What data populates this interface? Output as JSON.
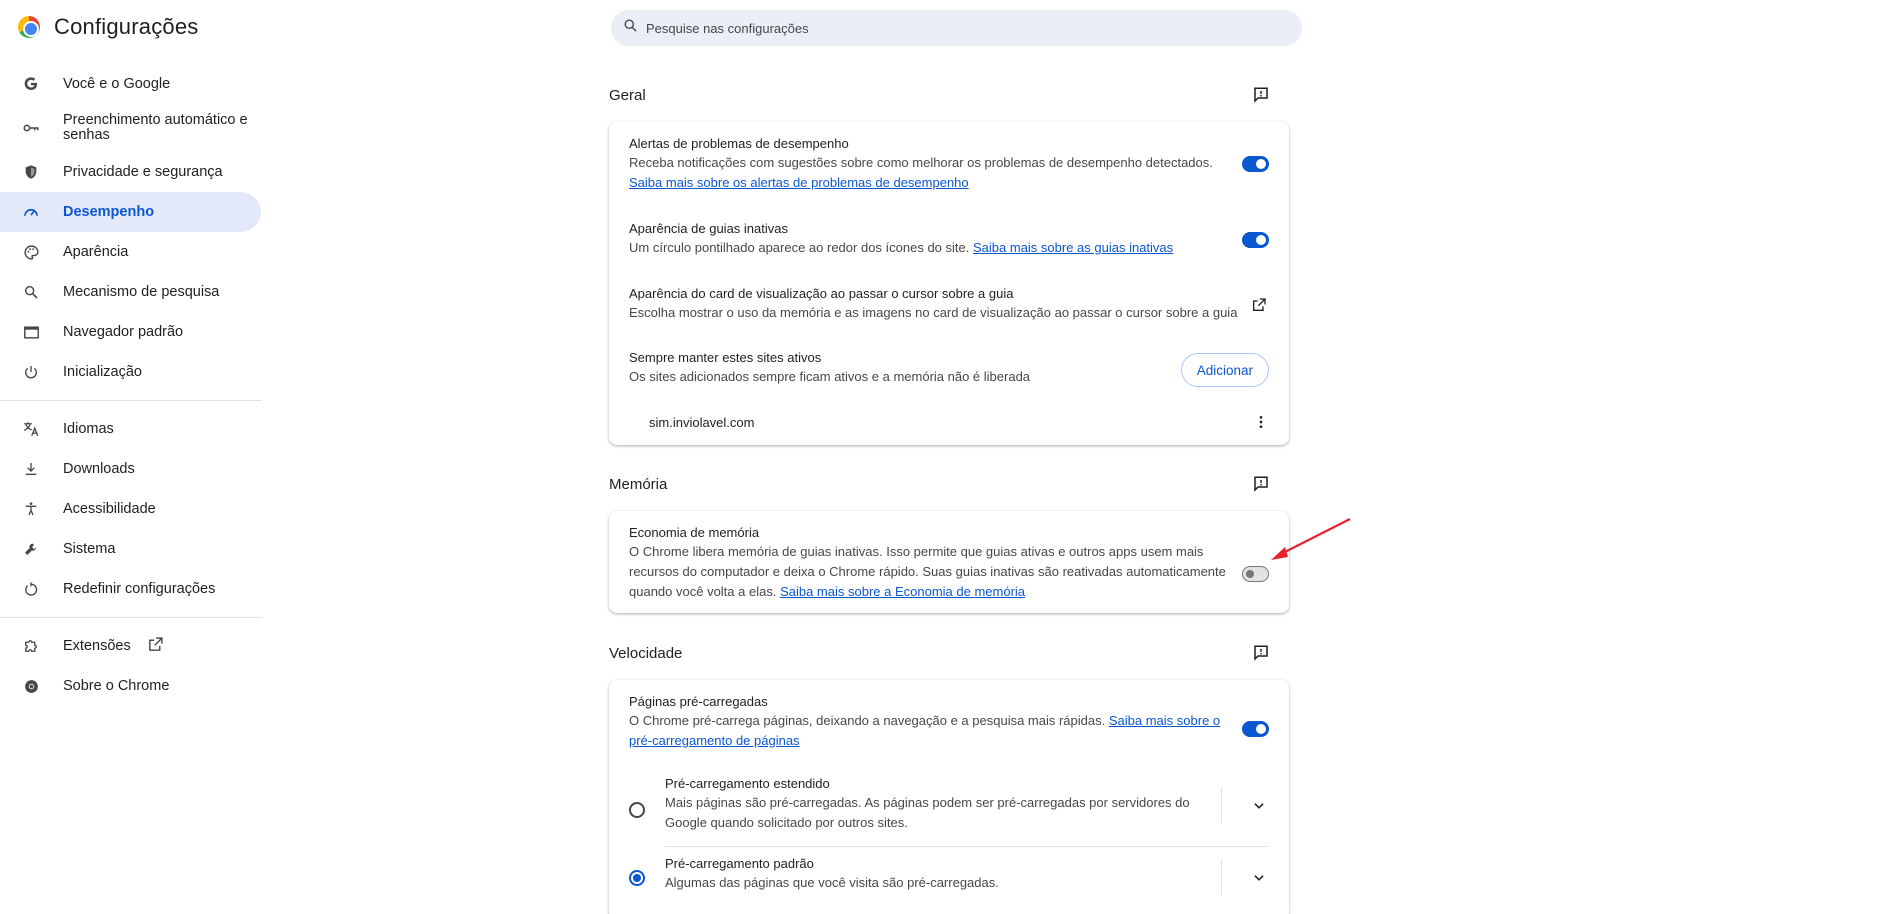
{
  "header": {
    "title": "Configurações",
    "search_placeholder": "Pesquise nas configurações"
  },
  "sidebar": {
    "items": [
      {
        "label": "Você e o Google",
        "icon": "google-g-icon"
      },
      {
        "label": "Preenchimento automático e senhas",
        "icon": "key-icon"
      },
      {
        "label": "Privacidade e segurança",
        "icon": "shield-icon"
      },
      {
        "label": "Desempenho",
        "icon": "speedometer-icon",
        "active": true
      },
      {
        "label": "Aparência",
        "icon": "palette-icon"
      },
      {
        "label": "Mecanismo de pesquisa",
        "icon": "search-icon"
      },
      {
        "label": "Navegador padrão",
        "icon": "browser-window-icon"
      },
      {
        "label": "Inicialização",
        "icon": "power-icon"
      },
      {
        "label": "Idiomas",
        "icon": "translate-icon"
      },
      {
        "label": "Downloads",
        "icon": "download-icon"
      },
      {
        "label": "Acessibilidade",
        "icon": "accessibility-icon"
      },
      {
        "label": "Sistema",
        "icon": "wrench-icon"
      },
      {
        "label": "Redefinir configurações",
        "icon": "reset-icon"
      },
      {
        "label": "Extensões",
        "icon": "puzzle-icon"
      },
      {
        "label": "Sobre o Chrome",
        "icon": "chrome-icon"
      }
    ]
  },
  "geral": {
    "title": "Geral",
    "alerts": {
      "title": "Alertas de problemas de desempenho",
      "desc": "Receba notificações com sugestões sobre como melhorar os problemas de desempenho detectados.",
      "link": "Saiba mais sobre os alertas de problemas de desempenho",
      "enabled": true
    },
    "inactive_tabs": {
      "title": "Aparência de guias inativas",
      "desc": "Um círculo pontilhado aparece ao redor dos ícones do site.",
      "link": "Saiba mais sobre as guias inativas",
      "enabled": true
    },
    "hover_card": {
      "title": "Aparência do card de visualização ao passar o cursor sobre a guia",
      "desc": "Escolha mostrar o uso da memória e as imagens no card de visualização ao passar o cursor sobre a guia"
    },
    "always_active": {
      "title": "Sempre manter estes sites ativos",
      "desc": "Os sites adicionados sempre ficam ativos e a memória não é liberada",
      "button": "Adicionar",
      "site": "sim.inviolavel.com"
    }
  },
  "memoria": {
    "title": "Memória",
    "saver": {
      "title": "Economia de memória",
      "desc_line1": "O Chrome libera memória de guias inativas. Isso permite que guias ativas e outros apps usem mais",
      "desc_line2": "recursos do computador e deixa o Chrome rápido. Suas guias inativas são reativadas automaticamente",
      "desc_line3": "quando você volta a elas.",
      "link": "Saiba mais sobre a Economia de memória",
      "enabled": false
    }
  },
  "velocidade": {
    "title": "Velocidade",
    "preload": {
      "title": "Páginas pré-carregadas",
      "desc": "O Chrome pré-carrega páginas, deixando a navegação e a pesquisa mais rápidas.",
      "link_part1": "Saiba mais sobre o",
      "link_part2": "pré-carregamento de páginas",
      "enabled": true
    },
    "extended": {
      "title": "Pré-carregamento estendido",
      "desc_line1": "Mais páginas são pré-carregadas. As páginas podem ser pré-carregadas por servidores do",
      "desc_line2": "Google quando solicitado por outros sites.",
      "selected": false
    },
    "standard": {
      "title": "Pré-carregamento padrão",
      "desc": "Algumas das páginas que você visita são pré-carregadas.",
      "selected": true
    }
  },
  "colors": {
    "accent": "#0b57d0",
    "active_nav_bg": "#e3e9f8",
    "annotation_arrow": "#e8212a"
  }
}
------------------------------------------------------------
• _Exercise objective_: Say, as a number only, how many lines of the data contain "cursor".

• _Solution to the exercise_: 2